__SUPPLIED ENTRIES__
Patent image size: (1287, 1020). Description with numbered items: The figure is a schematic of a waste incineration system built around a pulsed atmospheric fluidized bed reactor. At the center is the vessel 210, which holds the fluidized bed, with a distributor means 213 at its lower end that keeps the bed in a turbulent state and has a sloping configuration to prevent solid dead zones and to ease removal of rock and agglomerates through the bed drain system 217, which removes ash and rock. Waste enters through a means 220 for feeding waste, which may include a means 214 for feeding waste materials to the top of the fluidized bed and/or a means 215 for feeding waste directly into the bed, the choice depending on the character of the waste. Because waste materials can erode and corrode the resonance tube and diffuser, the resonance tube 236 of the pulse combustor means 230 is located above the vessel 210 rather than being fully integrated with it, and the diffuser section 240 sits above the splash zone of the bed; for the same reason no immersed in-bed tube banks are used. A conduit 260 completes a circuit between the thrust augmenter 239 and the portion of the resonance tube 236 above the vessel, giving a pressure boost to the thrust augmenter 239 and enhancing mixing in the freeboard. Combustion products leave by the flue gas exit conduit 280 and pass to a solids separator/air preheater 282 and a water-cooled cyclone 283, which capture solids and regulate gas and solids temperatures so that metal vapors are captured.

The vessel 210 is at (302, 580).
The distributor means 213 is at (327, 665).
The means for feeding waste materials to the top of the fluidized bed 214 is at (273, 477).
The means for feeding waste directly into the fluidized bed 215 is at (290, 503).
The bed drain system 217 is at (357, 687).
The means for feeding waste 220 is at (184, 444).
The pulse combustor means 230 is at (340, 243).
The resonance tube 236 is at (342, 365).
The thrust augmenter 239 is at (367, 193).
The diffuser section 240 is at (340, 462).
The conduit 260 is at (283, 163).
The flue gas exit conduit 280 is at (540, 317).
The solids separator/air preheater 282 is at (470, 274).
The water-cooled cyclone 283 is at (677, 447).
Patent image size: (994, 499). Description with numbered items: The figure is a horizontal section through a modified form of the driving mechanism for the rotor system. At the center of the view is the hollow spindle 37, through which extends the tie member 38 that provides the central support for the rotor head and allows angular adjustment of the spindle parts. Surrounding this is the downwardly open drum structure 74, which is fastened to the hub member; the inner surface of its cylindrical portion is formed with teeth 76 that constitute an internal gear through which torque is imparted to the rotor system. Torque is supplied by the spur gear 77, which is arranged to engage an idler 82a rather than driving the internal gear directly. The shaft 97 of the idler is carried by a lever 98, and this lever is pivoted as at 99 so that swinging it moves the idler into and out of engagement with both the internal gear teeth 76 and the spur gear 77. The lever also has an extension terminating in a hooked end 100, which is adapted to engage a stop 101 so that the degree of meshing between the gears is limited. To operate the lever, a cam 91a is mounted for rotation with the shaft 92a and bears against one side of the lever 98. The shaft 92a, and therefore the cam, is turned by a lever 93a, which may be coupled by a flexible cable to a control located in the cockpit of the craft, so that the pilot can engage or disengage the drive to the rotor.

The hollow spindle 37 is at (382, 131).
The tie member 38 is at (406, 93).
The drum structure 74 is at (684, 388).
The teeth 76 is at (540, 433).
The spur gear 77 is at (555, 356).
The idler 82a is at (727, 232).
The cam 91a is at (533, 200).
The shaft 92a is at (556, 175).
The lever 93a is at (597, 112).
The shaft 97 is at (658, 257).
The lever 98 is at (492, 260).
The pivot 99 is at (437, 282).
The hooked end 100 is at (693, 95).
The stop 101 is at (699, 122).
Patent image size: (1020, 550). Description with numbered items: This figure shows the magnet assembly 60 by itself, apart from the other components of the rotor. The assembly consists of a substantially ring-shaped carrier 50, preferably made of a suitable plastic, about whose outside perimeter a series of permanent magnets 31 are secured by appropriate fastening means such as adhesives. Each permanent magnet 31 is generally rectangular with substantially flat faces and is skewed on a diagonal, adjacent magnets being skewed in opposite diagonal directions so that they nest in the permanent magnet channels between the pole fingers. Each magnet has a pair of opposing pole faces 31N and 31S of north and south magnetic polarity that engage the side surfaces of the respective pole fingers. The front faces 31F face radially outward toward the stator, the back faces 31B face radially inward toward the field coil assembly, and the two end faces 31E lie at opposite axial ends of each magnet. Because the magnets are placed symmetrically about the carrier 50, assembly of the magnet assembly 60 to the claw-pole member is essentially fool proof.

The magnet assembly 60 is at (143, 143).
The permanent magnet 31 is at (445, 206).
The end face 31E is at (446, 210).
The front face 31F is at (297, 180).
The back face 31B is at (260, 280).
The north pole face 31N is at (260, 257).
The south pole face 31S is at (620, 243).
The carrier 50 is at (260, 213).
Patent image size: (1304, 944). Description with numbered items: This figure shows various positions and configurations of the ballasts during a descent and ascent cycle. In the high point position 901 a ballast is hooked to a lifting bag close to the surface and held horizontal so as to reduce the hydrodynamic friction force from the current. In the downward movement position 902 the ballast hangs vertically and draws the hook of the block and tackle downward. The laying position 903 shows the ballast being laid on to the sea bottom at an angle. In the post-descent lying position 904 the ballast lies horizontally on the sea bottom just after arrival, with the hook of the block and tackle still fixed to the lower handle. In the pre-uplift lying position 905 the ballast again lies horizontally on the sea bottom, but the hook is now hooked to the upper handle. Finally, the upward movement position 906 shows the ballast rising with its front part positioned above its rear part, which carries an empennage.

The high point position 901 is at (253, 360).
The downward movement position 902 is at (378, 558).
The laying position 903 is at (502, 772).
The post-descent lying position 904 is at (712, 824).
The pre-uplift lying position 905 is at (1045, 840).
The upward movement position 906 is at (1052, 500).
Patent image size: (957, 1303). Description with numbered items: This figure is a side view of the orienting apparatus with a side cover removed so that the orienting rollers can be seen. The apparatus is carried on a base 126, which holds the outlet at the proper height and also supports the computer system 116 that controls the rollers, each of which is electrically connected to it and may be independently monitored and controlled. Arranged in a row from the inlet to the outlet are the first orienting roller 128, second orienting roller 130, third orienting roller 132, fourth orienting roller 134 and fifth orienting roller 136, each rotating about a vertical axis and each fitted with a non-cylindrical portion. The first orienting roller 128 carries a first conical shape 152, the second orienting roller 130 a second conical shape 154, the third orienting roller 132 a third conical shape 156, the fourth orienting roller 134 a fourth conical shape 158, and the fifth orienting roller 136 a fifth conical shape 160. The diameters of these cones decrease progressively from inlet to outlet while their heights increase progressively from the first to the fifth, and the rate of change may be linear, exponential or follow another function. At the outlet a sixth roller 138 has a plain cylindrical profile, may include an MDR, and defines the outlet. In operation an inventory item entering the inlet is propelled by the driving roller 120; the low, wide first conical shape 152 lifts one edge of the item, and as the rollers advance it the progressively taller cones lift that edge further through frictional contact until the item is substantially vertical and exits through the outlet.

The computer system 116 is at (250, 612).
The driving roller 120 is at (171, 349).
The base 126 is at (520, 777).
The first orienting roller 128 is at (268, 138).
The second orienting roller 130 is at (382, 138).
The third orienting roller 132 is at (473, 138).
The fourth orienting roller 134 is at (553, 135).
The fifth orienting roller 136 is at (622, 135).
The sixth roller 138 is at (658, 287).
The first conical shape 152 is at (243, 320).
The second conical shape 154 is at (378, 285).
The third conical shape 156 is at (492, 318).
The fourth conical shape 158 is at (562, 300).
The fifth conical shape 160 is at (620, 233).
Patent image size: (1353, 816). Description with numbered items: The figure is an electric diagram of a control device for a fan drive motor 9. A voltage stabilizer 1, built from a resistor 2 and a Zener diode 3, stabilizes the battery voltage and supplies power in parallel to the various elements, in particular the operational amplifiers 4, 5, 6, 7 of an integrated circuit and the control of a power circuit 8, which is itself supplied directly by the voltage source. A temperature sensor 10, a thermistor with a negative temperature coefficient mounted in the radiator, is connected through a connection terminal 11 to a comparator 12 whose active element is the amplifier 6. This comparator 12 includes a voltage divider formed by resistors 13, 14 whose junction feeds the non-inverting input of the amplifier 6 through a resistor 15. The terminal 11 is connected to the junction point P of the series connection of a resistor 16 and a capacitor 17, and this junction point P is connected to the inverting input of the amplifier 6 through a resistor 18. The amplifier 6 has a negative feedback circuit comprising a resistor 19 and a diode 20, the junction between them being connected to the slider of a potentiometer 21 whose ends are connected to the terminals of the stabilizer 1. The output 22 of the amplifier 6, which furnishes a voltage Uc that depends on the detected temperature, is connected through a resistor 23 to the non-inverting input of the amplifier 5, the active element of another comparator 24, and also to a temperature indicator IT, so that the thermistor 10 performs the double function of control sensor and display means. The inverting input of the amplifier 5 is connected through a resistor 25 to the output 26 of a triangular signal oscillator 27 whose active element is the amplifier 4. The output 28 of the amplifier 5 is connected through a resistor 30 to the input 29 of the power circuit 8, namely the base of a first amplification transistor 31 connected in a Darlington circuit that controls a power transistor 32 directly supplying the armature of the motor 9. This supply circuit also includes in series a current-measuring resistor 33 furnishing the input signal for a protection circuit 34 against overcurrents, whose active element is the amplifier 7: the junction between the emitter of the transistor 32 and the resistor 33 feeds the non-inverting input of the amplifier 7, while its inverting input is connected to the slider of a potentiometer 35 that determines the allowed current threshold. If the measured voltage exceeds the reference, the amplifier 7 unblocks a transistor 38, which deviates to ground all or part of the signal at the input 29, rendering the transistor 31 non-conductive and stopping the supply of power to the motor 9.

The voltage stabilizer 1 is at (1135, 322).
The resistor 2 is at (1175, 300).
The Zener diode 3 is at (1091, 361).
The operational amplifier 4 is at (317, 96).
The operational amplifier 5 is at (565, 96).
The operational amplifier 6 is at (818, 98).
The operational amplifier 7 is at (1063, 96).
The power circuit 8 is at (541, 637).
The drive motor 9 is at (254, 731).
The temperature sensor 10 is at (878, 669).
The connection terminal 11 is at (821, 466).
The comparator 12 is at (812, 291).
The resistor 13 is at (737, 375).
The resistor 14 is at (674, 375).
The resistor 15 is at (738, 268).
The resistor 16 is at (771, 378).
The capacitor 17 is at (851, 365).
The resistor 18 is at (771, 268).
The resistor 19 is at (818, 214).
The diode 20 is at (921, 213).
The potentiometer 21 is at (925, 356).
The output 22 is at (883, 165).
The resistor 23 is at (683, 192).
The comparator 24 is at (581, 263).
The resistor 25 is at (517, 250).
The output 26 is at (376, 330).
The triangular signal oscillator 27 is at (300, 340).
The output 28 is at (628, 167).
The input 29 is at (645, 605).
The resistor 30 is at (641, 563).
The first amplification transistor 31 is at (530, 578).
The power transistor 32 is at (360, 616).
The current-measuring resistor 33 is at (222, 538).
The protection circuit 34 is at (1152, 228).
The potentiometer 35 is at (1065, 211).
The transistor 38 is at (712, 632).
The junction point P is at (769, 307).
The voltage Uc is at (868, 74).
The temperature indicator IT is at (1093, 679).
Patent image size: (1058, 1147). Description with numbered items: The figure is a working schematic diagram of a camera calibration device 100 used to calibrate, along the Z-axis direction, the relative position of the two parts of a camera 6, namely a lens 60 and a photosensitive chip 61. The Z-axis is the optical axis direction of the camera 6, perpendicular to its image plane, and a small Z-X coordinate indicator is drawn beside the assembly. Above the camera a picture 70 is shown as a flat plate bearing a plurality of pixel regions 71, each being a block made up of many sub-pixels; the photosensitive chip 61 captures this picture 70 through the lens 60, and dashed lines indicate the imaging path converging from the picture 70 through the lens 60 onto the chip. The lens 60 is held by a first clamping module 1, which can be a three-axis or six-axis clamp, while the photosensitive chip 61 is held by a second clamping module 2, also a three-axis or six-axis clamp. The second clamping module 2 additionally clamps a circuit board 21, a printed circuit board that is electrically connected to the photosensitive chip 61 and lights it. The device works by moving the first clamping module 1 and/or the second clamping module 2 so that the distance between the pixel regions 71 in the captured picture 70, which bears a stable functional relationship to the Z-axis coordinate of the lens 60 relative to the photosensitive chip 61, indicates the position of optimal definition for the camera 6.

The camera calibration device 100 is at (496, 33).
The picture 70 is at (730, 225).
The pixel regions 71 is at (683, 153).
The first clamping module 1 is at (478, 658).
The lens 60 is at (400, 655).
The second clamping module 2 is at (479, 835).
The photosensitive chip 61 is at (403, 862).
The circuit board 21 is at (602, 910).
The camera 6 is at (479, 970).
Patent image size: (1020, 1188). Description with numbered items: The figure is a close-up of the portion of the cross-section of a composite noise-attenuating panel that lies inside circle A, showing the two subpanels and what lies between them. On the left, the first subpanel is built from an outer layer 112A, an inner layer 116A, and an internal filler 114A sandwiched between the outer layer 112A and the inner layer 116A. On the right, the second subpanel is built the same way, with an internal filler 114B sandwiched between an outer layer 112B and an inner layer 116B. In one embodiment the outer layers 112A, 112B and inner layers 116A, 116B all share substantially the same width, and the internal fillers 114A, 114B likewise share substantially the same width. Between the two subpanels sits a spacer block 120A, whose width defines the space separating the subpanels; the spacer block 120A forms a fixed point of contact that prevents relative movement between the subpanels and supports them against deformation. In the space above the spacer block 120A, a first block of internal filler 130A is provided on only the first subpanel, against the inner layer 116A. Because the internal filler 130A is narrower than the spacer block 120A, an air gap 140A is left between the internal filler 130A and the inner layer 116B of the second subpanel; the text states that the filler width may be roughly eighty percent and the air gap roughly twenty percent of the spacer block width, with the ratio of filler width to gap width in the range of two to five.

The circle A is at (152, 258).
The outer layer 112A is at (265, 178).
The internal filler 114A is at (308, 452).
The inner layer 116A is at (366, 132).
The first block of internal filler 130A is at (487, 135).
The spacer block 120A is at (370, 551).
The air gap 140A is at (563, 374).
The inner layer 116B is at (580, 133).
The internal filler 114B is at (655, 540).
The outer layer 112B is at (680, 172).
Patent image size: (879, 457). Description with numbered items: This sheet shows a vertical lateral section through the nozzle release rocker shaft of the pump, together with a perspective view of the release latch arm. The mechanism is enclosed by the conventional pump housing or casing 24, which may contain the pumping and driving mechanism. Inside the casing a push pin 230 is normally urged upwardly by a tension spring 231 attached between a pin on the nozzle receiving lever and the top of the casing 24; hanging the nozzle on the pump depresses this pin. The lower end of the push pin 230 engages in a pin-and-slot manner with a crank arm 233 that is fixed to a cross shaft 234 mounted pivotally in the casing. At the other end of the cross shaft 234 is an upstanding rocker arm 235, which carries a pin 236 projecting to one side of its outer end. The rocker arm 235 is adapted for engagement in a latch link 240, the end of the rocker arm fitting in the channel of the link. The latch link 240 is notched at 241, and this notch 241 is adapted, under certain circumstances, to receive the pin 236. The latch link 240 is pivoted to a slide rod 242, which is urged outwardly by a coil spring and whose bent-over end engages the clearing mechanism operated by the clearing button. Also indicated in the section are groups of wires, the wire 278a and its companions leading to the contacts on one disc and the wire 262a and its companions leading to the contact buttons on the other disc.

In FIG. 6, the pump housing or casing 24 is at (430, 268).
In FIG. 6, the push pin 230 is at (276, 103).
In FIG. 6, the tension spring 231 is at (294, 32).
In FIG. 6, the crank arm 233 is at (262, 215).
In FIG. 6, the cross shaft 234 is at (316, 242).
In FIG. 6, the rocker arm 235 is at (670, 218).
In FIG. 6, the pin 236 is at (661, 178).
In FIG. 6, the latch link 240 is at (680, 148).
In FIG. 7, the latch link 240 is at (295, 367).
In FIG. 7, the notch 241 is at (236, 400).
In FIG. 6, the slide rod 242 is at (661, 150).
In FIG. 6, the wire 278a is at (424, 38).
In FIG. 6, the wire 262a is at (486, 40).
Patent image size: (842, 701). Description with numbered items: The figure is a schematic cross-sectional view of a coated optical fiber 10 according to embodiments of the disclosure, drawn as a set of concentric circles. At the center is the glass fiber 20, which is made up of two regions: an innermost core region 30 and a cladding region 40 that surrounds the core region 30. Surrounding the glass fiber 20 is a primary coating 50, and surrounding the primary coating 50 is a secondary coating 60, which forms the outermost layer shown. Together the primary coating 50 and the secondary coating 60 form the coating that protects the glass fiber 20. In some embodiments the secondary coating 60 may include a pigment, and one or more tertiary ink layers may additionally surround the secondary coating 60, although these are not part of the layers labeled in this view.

__WRITTEN PROBLEM__
From the listing, extract every line that contains the word "pole".

__ANSWER TO THE EXERCISE__
Patent image size: (1020, 550). Description with numbered items: This figure shows the magnet assembly 60 by itself, apart from the other components of the rotor. The assembly consists of a substantially ring-shaped carrier 50, preferably made of a suitable plastic, about whose outside perimeter a series of permanent magnets 31 are secured by appropriate fastening means such as adhesives. Each permanent magnet 31 is generally rectangular with substantially flat faces and is skewed on a diagonal, adjacent magnets being skewed in opposite diagonal directions so that they nest in the permanent magnet channels between the pole fingers. Each magnet has a pair of opposing pole faces 31N and 31S of north and south magnetic polarity that engage the side surfaces of the respective pole fingers. The front faces 31F face radially outward toward the stator, the back faces 31B face radially inward toward the field coil assembly, and the two end faces 31E lie at opposite axial ends of each magnet. Because the magnets are placed symmetrically about the carrier 50, assembly of the magnet assembly 60 to the claw-pole member is essentially fool proof.
The north pole face 31N is at (260, 257).
The south pole face 31S is at (620, 243).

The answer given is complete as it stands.